### Given task:
Everything in the data should be repeated exactly, save for the images.

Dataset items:
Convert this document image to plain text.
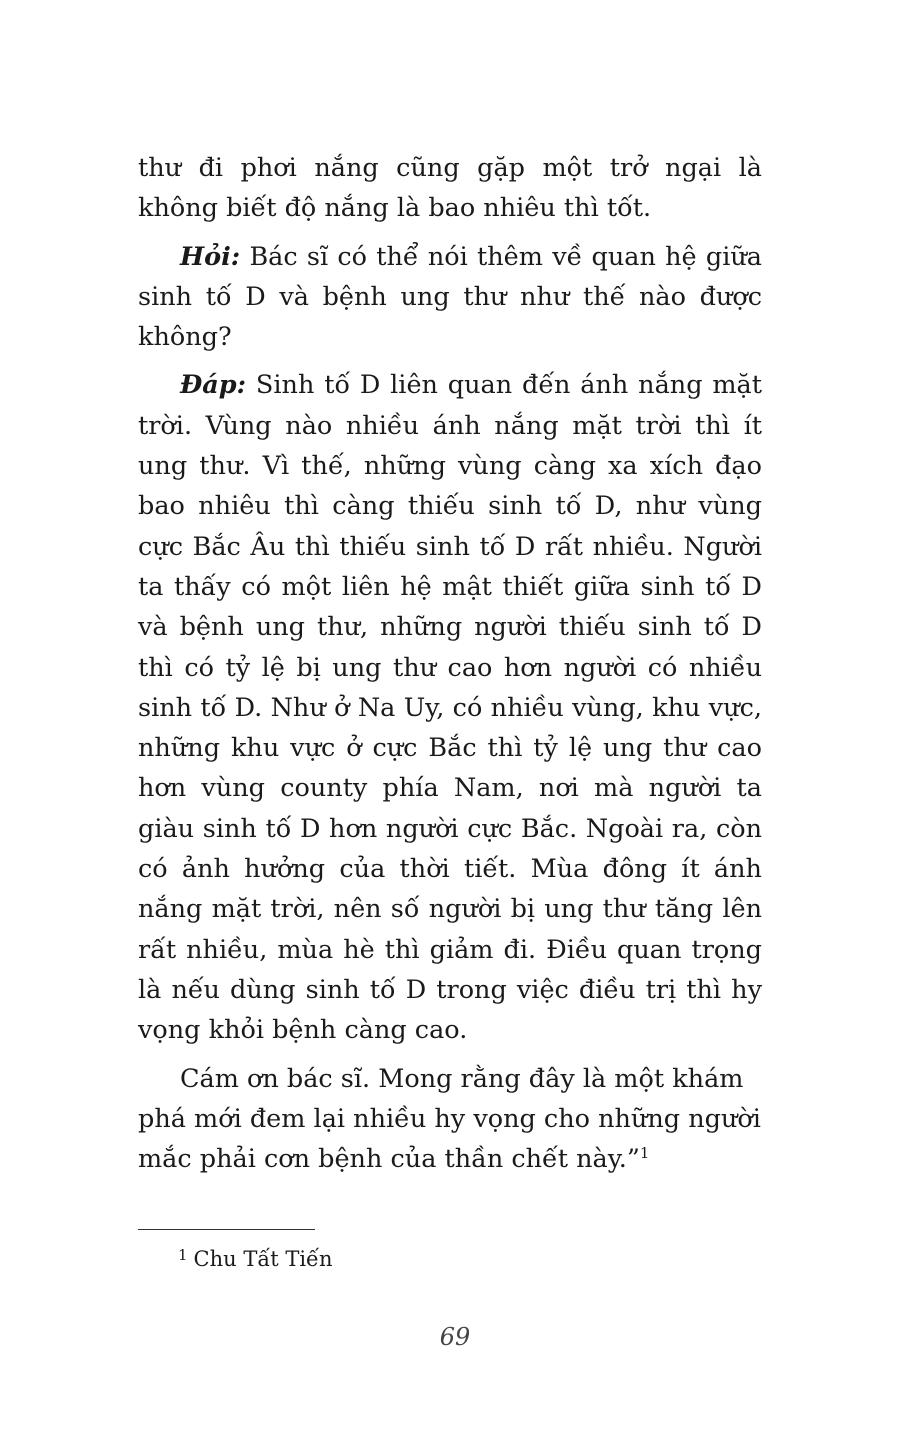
thư đi phơi nắng cũng gặp một trở ngại là không biết độ nắng là bao nhiêu thì tốt.

Hỏi: Bác sĩ có thể nói thêm về quan hệ giữa sinh tố D và bệnh ung thư như thế nào được không?

Đáp: Sinh tố D liên quan đến ánh nắng mặt trời. Vùng nào nhiều ánh nắng mặt trời thì ít ung thư. Vì thế, những vùng càng xa xích đạo bao nhiêu thì càng thiếu sinh tố D, như vùng cực Bắc Âu thì thiếu sinh tố D rất nhiều. Người ta thấy có một liên hệ mật thiết giữa sinh tố D và bệnh ung thư, những người thiếu sinh tố D thì có tỷ lệ bị ung thư cao hơn người có nhiều sinh tố D. Như ở Na Uy, có nhiều vùng, khu vực, những khu vực ở cực Bắc thì tỷ lệ ung thư cao hơn vùng county phía Nam, nơi mà người ta giàu sinh tố D hơn người cực Bắc. Ngoài ra, còn có ảnh hưởng của thời tiết. Mùa đông ít ánh nắng mặt trời, nên số người bị ung thư tăng lên rất nhiều, mùa hè thì giảm đi. Điều quan trọng là nếu dùng sinh tố D trong việc điều trị thì hy vọng khỏi bệnh càng cao.

Cám ơn bác sĩ. Mong rằng đây là một khám phá mới đem lại nhiều hy vọng cho những người mắc phải cơn bệnh của thần chết này.”$^1$

$^1$ Chu Tất Tiến
69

### Result:
Convert this document image to plain text.
thư đi phơi nắng cũng gặp một trở ngại là không biết độ nắng là bao nhiêu thì tốt.

Hỏi: Bác sĩ có thể nói thêm về quan hệ giữa sinh tố D và bệnh ung thư như thế nào được không?

Đáp: Sinh tố D liên quan đến ánh nắng mặt trời. Vùng nào nhiều ánh nắng mặt trời thì ít ung thư. Vì thế, những vùng càng xa xích đạo bao nhiêu thì càng thiếu sinh tố D, như vùng cực Bắc Âu thì thiếu sinh tố D rất nhiều. Người ta thấy có một liên hệ mật thiết giữa sinh tố D và bệnh ung thư, những người thiếu sinh tố D thì có tỷ lệ bị ung thư cao hơn người có nhiều sinh tố D. Như ở Na Uy, có nhiều vùng, khu vực, những khu vực ở cực Bắc thì tỷ lệ ung thư cao hơn vùng county phía Nam, nơi mà người ta giàu sinh tố D hơn người cực Bắc. Ngoài ra, còn có ảnh hưởng của thời tiết. Mùa đông ít ánh nắng mặt trời, nên số người bị ung thư tăng lên rất nhiều, mùa hè thì giảm đi. Điều quan trọng là nếu dùng sinh tố D trong việc điều trị thì hy vọng khỏi bệnh càng cao.

Cám ơn bác sĩ. Mong rằng đây là một khám phá mới đem lại nhiều hy vọng cho những người mắc phải cơn bệnh của thần chết này.”$^1$

$^1$ Chu Tất Tiến
69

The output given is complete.